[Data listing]
— begin —

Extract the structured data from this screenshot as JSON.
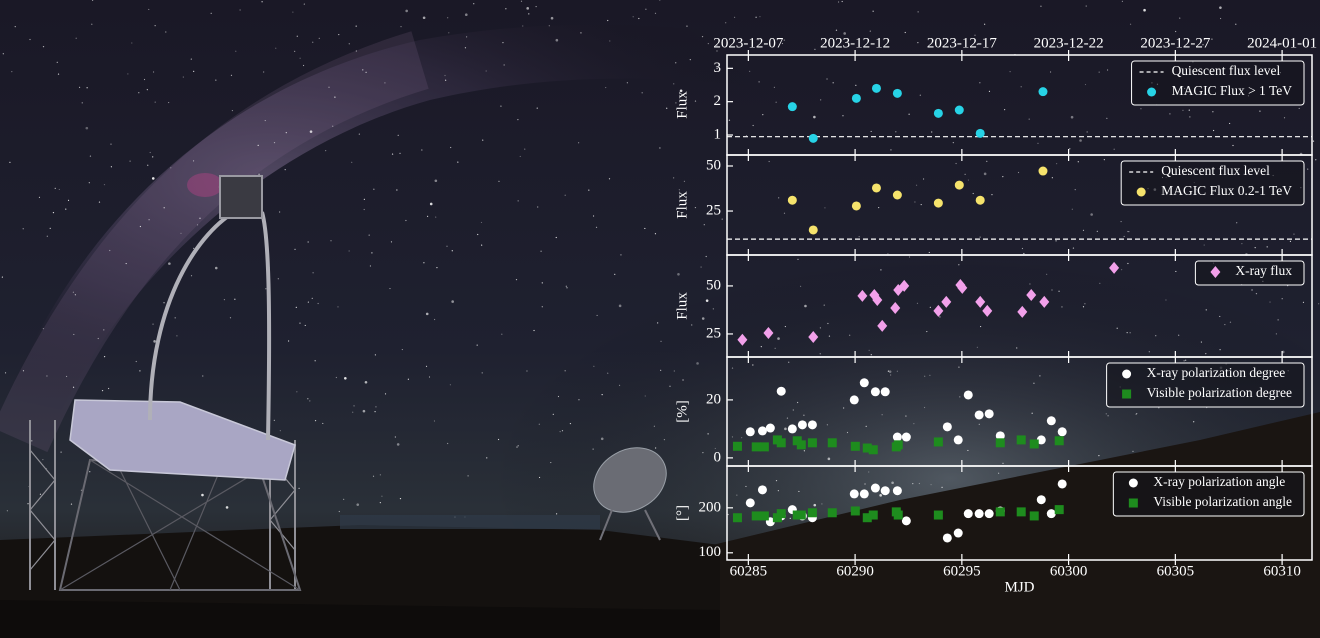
{
  "chart_data": [
    {
      "type": "scatter",
      "ylabel": "Flux",
      "xlim": [
        60284,
        60311.4
      ],
      "ylim": [
        0.4,
        3.4
      ],
      "yticks": [
        1,
        2,
        3
      ],
      "top_xticks": [
        {
          "value": 60285,
          "label": "2023-12-07"
        },
        {
          "value": 60290,
          "label": "2023-12-12"
        },
        {
          "value": 60295,
          "label": "2023-12-17"
        },
        {
          "value": 60300,
          "label": "2023-12-22"
        },
        {
          "value": 60305,
          "label": "2023-12-27"
        },
        {
          "value": 60310,
          "label": "2024-01-01"
        }
      ],
      "hline": {
        "name": "Quiescent flux level",
        "value": 0.95,
        "color": "#ffffff"
      },
      "legend": "upper right",
      "series": [
        {
          "name": "MAGIC Flux > 1 TeV",
          "color": "#27d3e6",
          "marker": "o",
          "x": [
            60287.06,
            60288.04,
            60290.06,
            60291.0,
            60291.98,
            60293.9,
            60294.88,
            60295.86,
            60298.8
          ],
          "values": [
            1.85,
            0.9,
            2.1,
            2.4,
            2.25,
            1.65,
            1.75,
            1.05,
            2.3
          ]
        }
      ]
    },
    {
      "type": "scatter",
      "ylabel": "Flux",
      "xlim": [
        60284,
        60311.4
      ],
      "ylim": [
        0.6,
        56.1
      ],
      "yticks": [
        25,
        50
      ],
      "hline": {
        "name": "Quiescent flux level",
        "value": 9.4,
        "color": "#ffffff"
      },
      "legend": "upper right",
      "series": [
        {
          "name": "MAGIC Flux 0.2-1 TeV",
          "color": "#f6e36c",
          "marker": "o",
          "x": [
            60287.06,
            60288.04,
            60290.06,
            60291.0,
            60291.98,
            60293.9,
            60294.88,
            60295.86,
            60298.8
          ],
          "values": [
            31,
            14.5,
            27.8,
            37.8,
            33.9,
            29.4,
            39.4,
            31,
            47.2
          ]
        }
      ]
    },
    {
      "type": "scatter",
      "ylabel": "Flux",
      "xlim": [
        60284,
        60311.4
      ],
      "ylim": [
        13,
        66.1
      ],
      "yticks": [
        25,
        50
      ],
      "legend": "upper right",
      "series": [
        {
          "name": "X-ray flux",
          "color": "#f2a0ea",
          "marker": "D",
          "x": [
            60284.72,
            60285.94,
            60288.04,
            60290.34,
            60290.9,
            60291.04,
            60291.27,
            60291.88,
            60292.02,
            60292.3,
            60293.9,
            60294.27,
            60294.93,
            60295.02,
            60295.86,
            60296.19,
            60297.83,
            60298.25,
            60298.86,
            60302.13
          ],
          "values": [
            22,
            25.5,
            23.4,
            44.8,
            45.3,
            42.7,
            29.2,
            38.5,
            47.9,
            50,
            37,
            41.7,
            50.5,
            49,
            41.7,
            37,
            36.5,
            45.3,
            41.7,
            59.4
          ]
        }
      ]
    },
    {
      "type": "scatter",
      "ylabel": "[%]",
      "xlim": [
        60284,
        60311.4
      ],
      "ylim": [
        -2.8,
        34.8
      ],
      "yticks": [
        0,
        20
      ],
      "legend": "upper right",
      "series": [
        {
          "name": "X-ray polarization degree",
          "color": "#ffffff",
          "marker": "o",
          "x": [
            60285.09,
            60285.66,
            60286.03,
            60286.54,
            60287.06,
            60287.53,
            60288.0,
            60289.96,
            60290.43,
            60290.95,
            60291.41,
            60291.98,
            60292.4,
            60294.32,
            60294.83,
            60295.3,
            60295.81,
            60296.28,
            60296.8,
            60298.72,
            60299.19,
            60299.7
          ],
          "values": [
            9,
            9.3,
            10.3,
            23,
            10,
            11.4,
            11.4,
            20,
            25.9,
            22.8,
            22.8,
            7.2,
            7.2,
            10.7,
            6.2,
            21.7,
            14.8,
            15.2,
            7.6,
            6.2,
            12.8,
            9
          ]
        },
        {
          "name": "Visible polarization degree",
          "color": "#1e8c1e",
          "marker": "s",
          "x": [
            60284.49,
            60285.37,
            60285.75,
            60286.36,
            60286.54,
            60287.29,
            60287.48,
            60288.0,
            60288.93,
            60290.01,
            60290.57,
            60290.85,
            60291.93,
            60292.02,
            60293.9,
            60296.8,
            60297.78,
            60298.39,
            60299.56
          ],
          "values": [
            4,
            3.8,
            3.8,
            6.2,
            5.2,
            5.9,
            4.5,
            5.2,
            5.2,
            4,
            3.4,
            2.8,
            3.8,
            4.5,
            5.5,
            5.2,
            6.2,
            4.8,
            5.9
          ]
        }
      ]
    },
    {
      "type": "scatter",
      "ylabel": "[°]",
      "xlabel": "MJD",
      "xlim": [
        60284,
        60311.4
      ],
      "ylim": [
        84,
        293
      ],
      "yticks": [
        100,
        200
      ],
      "xticks": [
        60285,
        60290,
        60295,
        60300,
        60305,
        60310
      ],
      "legend": "upper right",
      "series": [
        {
          "name": "X-ray polarization angle",
          "color": "#ffffff",
          "marker": "o",
          "x": [
            60285.09,
            60285.66,
            60286.03,
            60286.54,
            60287.06,
            60287.53,
            60288.0,
            60289.96,
            60290.43,
            60290.95,
            60291.41,
            60291.98,
            60292.4,
            60294.32,
            60294.83,
            60295.3,
            60295.81,
            60296.28,
            60296.8,
            60298.72,
            60299.19,
            60299.7
          ],
          "values": [
            211,
            240,
            169,
            182,
            196,
            182,
            178,
            231,
            231,
            244,
            238,
            238,
            171,
            133,
            144,
            187,
            187,
            187,
            193,
            218,
            187,
            253
          ]
        },
        {
          "name": "Visible polarization angle",
          "color": "#1e8c1e",
          "marker": "s",
          "x": [
            60284.49,
            60285.37,
            60285.75,
            60286.36,
            60286.54,
            60287.29,
            60287.48,
            60288.0,
            60288.93,
            60290.01,
            60290.57,
            60290.85,
            60291.93,
            60292.02,
            60293.9,
            60296.8,
            60297.78,
            60298.39,
            60299.56
          ],
          "values": [
            178,
            182,
            182,
            178,
            187,
            184,
            184,
            189,
            189,
            193,
            178,
            184,
            191,
            184,
            184,
            191,
            191,
            182,
            196
          ]
        }
      ]
    }
  ]
}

— end —

◆ **Aim**: Copy the data exactly. Any picture it contains is to be omitted.

◆ **Reply to the task**:
Extract the structured data from this screenshot as JSON.
{
  "chart_data": [
    {
      "type": "scatter",
      "ylabel": "Flux",
      "xlim": [
        60284,
        60311.4
      ],
      "ylim": [
        0.4,
        3.4
      ],
      "yticks": [
        1,
        2,
        3
      ],
      "top_xticks": [
        {
          "value": 60285,
          "label": "2023-12-07"
        },
        {
          "value": 60290,
          "label": "2023-12-12"
        },
        {
          "value": 60295,
          "label": "2023-12-17"
        },
        {
          "value": 60300,
          "label": "2023-12-22"
        },
        {
          "value": 60305,
          "label": "2023-12-27"
        },
        {
          "value": 60310,
          "label": "2024-01-01"
        }
      ],
      "hline": {
        "name": "Quiescent flux level",
        "value": 0.95,
        "color": "#ffffff"
      },
      "legend": "upper right",
      "series": [
        {
          "name": "MAGIC Flux > 1 TeV",
          "color": "#27d3e6",
          "marker": "o",
          "x": [
            60287.06,
            60288.04,
            60290.06,
            60291.0,
            60291.98,
            60293.9,
            60294.88,
            60295.86,
            60298.8
          ],
          "values": [
            1.85,
            0.9,
            2.1,
            2.4,
            2.25,
            1.65,
            1.75,
            1.05,
            2.3
          ]
        }
      ]
    },
    {
      "type": "scatter",
      "ylabel": "Flux",
      "xlim": [
        60284,
        60311.4
      ],
      "ylim": [
        0.6,
        56.1
      ],
      "yticks": [
        25,
        50
      ],
      "hline": {
        "name": "Quiescent flux level",
        "value": 9.4,
        "color": "#ffffff"
      },
      "legend": "upper right",
      "series": [
        {
          "name": "MAGIC Flux 0.2-1 TeV",
          "color": "#f6e36c",
          "marker": "o",
          "x": [
            60287.06,
            60288.04,
            60290.06,
            60291.0,
            60291.98,
            60293.9,
            60294.88,
            60295.86,
            60298.8
          ],
          "values": [
            31,
            14.5,
            27.8,
            37.8,
            33.9,
            29.4,
            39.4,
            31,
            47.2
          ]
        }
      ]
    },
    {
      "type": "scatter",
      "ylabel": "Flux",
      "xlim": [
        60284,
        60311.4
      ],
      "ylim": [
        13,
        66.1
      ],
      "yticks": [
        25,
        50
      ],
      "legend": "upper right",
      "series": [
        {
          "name": "X-ray flux",
          "color": "#f2a0ea",
          "marker": "D",
          "x": [
            60284.72,
            60285.94,
            60288.04,
            60290.34,
            60290.9,
            60291.04,
            60291.27,
            60291.88,
            60292.02,
            60292.3,
            60293.9,
            60294.27,
            60294.93,
            60295.02,
            60295.86,
            60296.19,
            60297.83,
            60298.25,
            60298.86,
            60302.13
          ],
          "values": [
            22,
            25.5,
            23.4,
            44.8,
            45.3,
            42.7,
            29.2,
            38.5,
            47.9,
            50,
            37,
            41.7,
            50.5,
            49,
            41.7,
            37,
            36.5,
            45.3,
            41.7,
            59.4
          ]
        }
      ]
    },
    {
      "type": "scatter",
      "ylabel": "[%]",
      "xlim": [
        60284,
        60311.4
      ],
      "ylim": [
        -2.8,
        34.8
      ],
      "yticks": [
        0,
        20
      ],
      "legend": "upper right",
      "series": [
        {
          "name": "X-ray polarization degree",
          "color": "#ffffff",
          "marker": "o",
          "x": [
            60285.09,
            60285.66,
            60286.03,
            60286.54,
            60287.06,
            60287.53,
            60288.0,
            60289.96,
            60290.43,
            60290.95,
            60291.41,
            60291.98,
            60292.4,
            60294.32,
            60294.83,
            60295.3,
            60295.81,
            60296.28,
            60296.8,
            60298.72,
            60299.19,
            60299.7
          ],
          "values": [
            9,
            9.3,
            10.3,
            23,
            10,
            11.4,
            11.4,
            20,
            25.9,
            22.8,
            22.8,
            7.2,
            7.2,
            10.7,
            6.2,
            21.7,
            14.8,
            15.2,
            7.6,
            6.2,
            12.8,
            9
          ]
        },
        {
          "name": "Visible polarization degree",
          "color": "#1e8c1e",
          "marker": "s",
          "x": [
            60284.49,
            60285.37,
            60285.75,
            60286.36,
            60286.54,
            60287.29,
            60287.48,
            60288.0,
            60288.93,
            60290.01,
            60290.57,
            60290.85,
            60291.93,
            60292.02,
            60293.9,
            60296.8,
            60297.78,
            60298.39,
            60299.56
          ],
          "values": [
            4,
            3.8,
            3.8,
            6.2,
            5.2,
            5.9,
            4.5,
            5.2,
            5.2,
            4,
            3.4,
            2.8,
            3.8,
            4.5,
            5.5,
            5.2,
            6.2,
            4.8,
            5.9
          ]
        }
      ]
    },
    {
      "type": "scatter",
      "ylabel": "[°]",
      "xlabel": "MJD",
      "xlim": [
        60284,
        60311.4
      ],
      "ylim": [
        84,
        293
      ],
      "yticks": [
        100,
        200
      ],
      "xticks": [
        60285,
        60290,
        60295,
        60300,
        60305,
        60310
      ],
      "legend": "upper right",
      "series": [
        {
          "name": "X-ray polarization angle",
          "color": "#ffffff",
          "marker": "o",
          "x": [
            60285.09,
            60285.66,
            60286.03,
            60286.54,
            60287.06,
            60287.53,
            60288.0,
            60289.96,
            60290.43,
            60290.95,
            60291.41,
            60291.98,
            60292.4,
            60294.32,
            60294.83,
            60295.3,
            60295.81,
            60296.28,
            60296.8,
            60298.72,
            60299.19,
            60299.7
          ],
          "values": [
            211,
            240,
            169,
            182,
            196,
            182,
            178,
            231,
            231,
            244,
            238,
            238,
            171,
            133,
            144,
            187,
            187,
            187,
            193,
            218,
            187,
            253
          ]
        },
        {
          "name": "Visible polarization angle",
          "color": "#1e8c1e",
          "marker": "s",
          "x": [
            60284.49,
            60285.37,
            60285.75,
            60286.36,
            60286.54,
            60287.29,
            60287.48,
            60288.0,
            60288.93,
            60290.01,
            60290.57,
            60290.85,
            60291.93,
            60292.02,
            60293.9,
            60296.8,
            60297.78,
            60298.39,
            60299.56
          ],
          "values": [
            178,
            182,
            182,
            178,
            187,
            184,
            184,
            189,
            189,
            193,
            178,
            184,
            191,
            184,
            184,
            191,
            191,
            182,
            196
          ]
        }
      ]
    }
  ]
}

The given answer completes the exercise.